=== RECORD EXTRACTS ===
[BEGIN]

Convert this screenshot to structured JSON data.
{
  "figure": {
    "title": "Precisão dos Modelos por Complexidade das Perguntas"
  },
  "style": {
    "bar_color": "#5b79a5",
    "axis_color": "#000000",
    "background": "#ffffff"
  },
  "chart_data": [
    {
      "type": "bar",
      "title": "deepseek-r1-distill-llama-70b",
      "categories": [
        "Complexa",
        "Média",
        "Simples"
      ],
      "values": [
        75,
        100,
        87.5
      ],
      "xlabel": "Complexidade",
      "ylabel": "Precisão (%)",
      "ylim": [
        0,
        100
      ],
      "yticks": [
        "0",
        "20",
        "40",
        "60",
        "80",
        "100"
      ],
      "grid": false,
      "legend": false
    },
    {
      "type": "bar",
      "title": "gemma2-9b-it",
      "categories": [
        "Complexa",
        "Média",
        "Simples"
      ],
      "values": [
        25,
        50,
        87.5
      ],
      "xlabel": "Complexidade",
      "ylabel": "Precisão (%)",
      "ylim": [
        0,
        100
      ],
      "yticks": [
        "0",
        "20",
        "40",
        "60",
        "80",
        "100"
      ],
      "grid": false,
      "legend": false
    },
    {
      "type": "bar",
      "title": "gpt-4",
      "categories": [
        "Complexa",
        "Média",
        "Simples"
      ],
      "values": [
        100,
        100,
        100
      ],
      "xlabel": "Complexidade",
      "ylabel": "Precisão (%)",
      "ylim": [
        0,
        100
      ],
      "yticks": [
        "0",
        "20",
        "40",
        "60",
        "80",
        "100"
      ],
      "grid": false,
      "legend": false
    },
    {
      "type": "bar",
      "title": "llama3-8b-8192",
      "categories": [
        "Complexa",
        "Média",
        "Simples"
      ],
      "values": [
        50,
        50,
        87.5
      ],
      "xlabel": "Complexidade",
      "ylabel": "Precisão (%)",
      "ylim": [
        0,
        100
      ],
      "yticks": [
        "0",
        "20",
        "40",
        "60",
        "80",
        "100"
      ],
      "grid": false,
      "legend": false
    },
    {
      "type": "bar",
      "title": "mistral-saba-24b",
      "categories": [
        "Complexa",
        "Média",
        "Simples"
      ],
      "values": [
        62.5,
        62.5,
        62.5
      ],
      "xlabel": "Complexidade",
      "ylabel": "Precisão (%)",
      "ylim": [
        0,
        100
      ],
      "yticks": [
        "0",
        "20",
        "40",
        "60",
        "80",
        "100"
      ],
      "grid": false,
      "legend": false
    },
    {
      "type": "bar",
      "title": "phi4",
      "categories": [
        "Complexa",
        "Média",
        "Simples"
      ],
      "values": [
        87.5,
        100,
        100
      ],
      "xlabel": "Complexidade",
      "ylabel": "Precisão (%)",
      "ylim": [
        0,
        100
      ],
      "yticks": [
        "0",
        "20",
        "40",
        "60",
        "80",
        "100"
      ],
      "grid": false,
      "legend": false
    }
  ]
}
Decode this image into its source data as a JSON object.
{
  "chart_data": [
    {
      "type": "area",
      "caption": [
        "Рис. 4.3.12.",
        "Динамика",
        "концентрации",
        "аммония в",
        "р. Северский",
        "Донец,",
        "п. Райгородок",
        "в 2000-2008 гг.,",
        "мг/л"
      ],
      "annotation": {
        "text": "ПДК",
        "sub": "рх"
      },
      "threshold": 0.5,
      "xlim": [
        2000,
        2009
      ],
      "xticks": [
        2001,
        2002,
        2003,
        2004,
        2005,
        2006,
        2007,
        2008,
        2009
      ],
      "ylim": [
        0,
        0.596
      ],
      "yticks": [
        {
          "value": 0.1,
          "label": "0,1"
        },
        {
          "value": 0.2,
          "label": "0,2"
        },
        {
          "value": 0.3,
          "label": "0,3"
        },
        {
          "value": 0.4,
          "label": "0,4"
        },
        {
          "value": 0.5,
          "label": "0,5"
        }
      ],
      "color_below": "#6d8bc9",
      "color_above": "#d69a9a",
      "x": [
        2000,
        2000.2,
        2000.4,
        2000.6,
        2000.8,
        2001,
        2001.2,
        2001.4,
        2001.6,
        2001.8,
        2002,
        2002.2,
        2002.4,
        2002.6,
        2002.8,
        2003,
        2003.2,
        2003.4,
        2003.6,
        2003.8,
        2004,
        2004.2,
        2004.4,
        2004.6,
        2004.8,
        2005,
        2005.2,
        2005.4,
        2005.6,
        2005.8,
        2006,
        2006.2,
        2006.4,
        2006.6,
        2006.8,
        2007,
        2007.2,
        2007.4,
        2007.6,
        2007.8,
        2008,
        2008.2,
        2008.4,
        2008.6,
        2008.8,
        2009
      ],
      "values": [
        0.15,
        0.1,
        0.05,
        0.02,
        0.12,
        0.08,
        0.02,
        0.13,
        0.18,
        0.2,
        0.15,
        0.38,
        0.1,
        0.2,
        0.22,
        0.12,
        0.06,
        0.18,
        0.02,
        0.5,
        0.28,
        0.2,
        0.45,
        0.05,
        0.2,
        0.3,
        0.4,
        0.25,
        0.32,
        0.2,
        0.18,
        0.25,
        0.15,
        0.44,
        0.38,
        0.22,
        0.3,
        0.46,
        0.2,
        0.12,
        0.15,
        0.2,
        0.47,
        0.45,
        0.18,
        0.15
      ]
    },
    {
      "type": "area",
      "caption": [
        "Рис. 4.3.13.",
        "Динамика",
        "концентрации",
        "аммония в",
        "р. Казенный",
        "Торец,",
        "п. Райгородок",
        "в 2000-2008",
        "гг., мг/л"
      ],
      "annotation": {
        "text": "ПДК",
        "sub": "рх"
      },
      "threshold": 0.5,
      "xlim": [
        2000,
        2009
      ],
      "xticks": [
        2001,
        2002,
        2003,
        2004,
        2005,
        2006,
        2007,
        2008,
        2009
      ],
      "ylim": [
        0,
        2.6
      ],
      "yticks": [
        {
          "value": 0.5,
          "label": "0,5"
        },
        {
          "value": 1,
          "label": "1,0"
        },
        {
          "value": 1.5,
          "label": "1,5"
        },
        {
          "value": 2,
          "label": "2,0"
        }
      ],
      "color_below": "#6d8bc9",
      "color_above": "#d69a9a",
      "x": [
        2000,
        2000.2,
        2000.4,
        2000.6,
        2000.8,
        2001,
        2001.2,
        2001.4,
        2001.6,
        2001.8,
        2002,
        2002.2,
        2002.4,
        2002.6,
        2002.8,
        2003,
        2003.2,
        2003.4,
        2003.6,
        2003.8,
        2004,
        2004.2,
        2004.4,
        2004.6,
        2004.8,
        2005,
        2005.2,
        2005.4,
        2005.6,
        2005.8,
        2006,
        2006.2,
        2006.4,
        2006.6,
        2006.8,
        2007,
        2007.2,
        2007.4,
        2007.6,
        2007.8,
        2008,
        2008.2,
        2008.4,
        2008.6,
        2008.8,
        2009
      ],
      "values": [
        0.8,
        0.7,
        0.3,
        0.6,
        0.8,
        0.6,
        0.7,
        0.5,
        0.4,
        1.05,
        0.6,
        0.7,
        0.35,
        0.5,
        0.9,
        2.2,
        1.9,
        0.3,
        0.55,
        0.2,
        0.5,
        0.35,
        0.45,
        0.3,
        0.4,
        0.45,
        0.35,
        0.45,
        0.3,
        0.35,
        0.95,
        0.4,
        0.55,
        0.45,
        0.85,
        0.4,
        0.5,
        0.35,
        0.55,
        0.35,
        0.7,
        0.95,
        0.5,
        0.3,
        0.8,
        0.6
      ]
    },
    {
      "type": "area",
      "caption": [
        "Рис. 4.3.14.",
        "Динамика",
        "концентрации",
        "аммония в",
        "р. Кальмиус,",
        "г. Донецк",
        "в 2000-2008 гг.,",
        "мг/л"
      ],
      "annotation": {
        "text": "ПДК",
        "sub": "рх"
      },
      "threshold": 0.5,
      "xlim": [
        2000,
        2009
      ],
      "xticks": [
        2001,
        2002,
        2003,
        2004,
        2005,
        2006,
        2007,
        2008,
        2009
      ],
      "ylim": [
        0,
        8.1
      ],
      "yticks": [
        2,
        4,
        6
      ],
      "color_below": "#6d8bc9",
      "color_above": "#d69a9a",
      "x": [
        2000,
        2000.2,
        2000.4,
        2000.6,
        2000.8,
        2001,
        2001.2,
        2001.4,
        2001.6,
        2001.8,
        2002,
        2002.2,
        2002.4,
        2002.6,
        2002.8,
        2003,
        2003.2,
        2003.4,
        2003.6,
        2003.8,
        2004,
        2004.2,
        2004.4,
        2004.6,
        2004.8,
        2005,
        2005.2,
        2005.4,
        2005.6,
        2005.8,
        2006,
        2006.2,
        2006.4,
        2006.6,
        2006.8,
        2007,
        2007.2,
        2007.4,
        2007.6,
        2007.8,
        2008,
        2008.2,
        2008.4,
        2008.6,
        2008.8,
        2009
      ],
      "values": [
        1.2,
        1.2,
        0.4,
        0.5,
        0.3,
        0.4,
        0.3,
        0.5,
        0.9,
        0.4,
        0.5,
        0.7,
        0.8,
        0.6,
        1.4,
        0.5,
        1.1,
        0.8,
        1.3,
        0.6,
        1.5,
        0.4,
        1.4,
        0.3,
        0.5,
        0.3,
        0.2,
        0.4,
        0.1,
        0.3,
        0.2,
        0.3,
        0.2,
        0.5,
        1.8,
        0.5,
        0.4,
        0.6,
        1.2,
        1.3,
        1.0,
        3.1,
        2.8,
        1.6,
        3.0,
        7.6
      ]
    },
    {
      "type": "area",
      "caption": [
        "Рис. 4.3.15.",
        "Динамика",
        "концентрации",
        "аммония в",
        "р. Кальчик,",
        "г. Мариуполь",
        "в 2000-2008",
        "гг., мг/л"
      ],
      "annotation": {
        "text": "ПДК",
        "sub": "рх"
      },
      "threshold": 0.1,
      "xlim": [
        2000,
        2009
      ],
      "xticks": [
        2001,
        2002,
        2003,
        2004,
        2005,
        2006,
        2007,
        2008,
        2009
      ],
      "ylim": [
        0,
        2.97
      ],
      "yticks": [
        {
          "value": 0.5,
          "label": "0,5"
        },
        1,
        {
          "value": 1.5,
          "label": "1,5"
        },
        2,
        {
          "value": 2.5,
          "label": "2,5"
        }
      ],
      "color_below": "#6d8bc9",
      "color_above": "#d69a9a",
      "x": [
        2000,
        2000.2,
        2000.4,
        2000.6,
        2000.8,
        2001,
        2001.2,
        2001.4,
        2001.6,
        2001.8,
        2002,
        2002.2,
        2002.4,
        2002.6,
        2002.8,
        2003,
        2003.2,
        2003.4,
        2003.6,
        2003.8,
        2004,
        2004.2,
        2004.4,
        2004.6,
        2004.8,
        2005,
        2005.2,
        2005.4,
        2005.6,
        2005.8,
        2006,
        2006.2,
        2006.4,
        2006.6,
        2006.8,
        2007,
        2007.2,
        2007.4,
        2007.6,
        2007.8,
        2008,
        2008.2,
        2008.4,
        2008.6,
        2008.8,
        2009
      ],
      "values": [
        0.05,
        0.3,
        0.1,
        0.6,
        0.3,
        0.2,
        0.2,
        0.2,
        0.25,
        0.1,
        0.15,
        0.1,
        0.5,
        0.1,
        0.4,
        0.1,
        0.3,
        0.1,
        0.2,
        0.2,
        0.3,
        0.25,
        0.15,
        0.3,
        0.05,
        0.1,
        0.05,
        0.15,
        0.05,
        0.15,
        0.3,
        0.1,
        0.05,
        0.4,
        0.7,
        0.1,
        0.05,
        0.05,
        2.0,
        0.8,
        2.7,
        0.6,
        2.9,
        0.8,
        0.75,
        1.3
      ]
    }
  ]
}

[END]

=== TASK OBJECTIVE ===
Track down every line of the material containing the string "title", and copy it.

=== RESPONSE BELOW ===
    "title": "Precisão dos Modelos por Complexidade das Perguntas"
      "title": "deepseek-r1-distill-llama-70b",
      "title": "gemma2-9b-it",
      "title": "gpt-4",
      "title": "llama3-8b-8192",
      "title": "mistral-saba-24b",
      "title": "phi4",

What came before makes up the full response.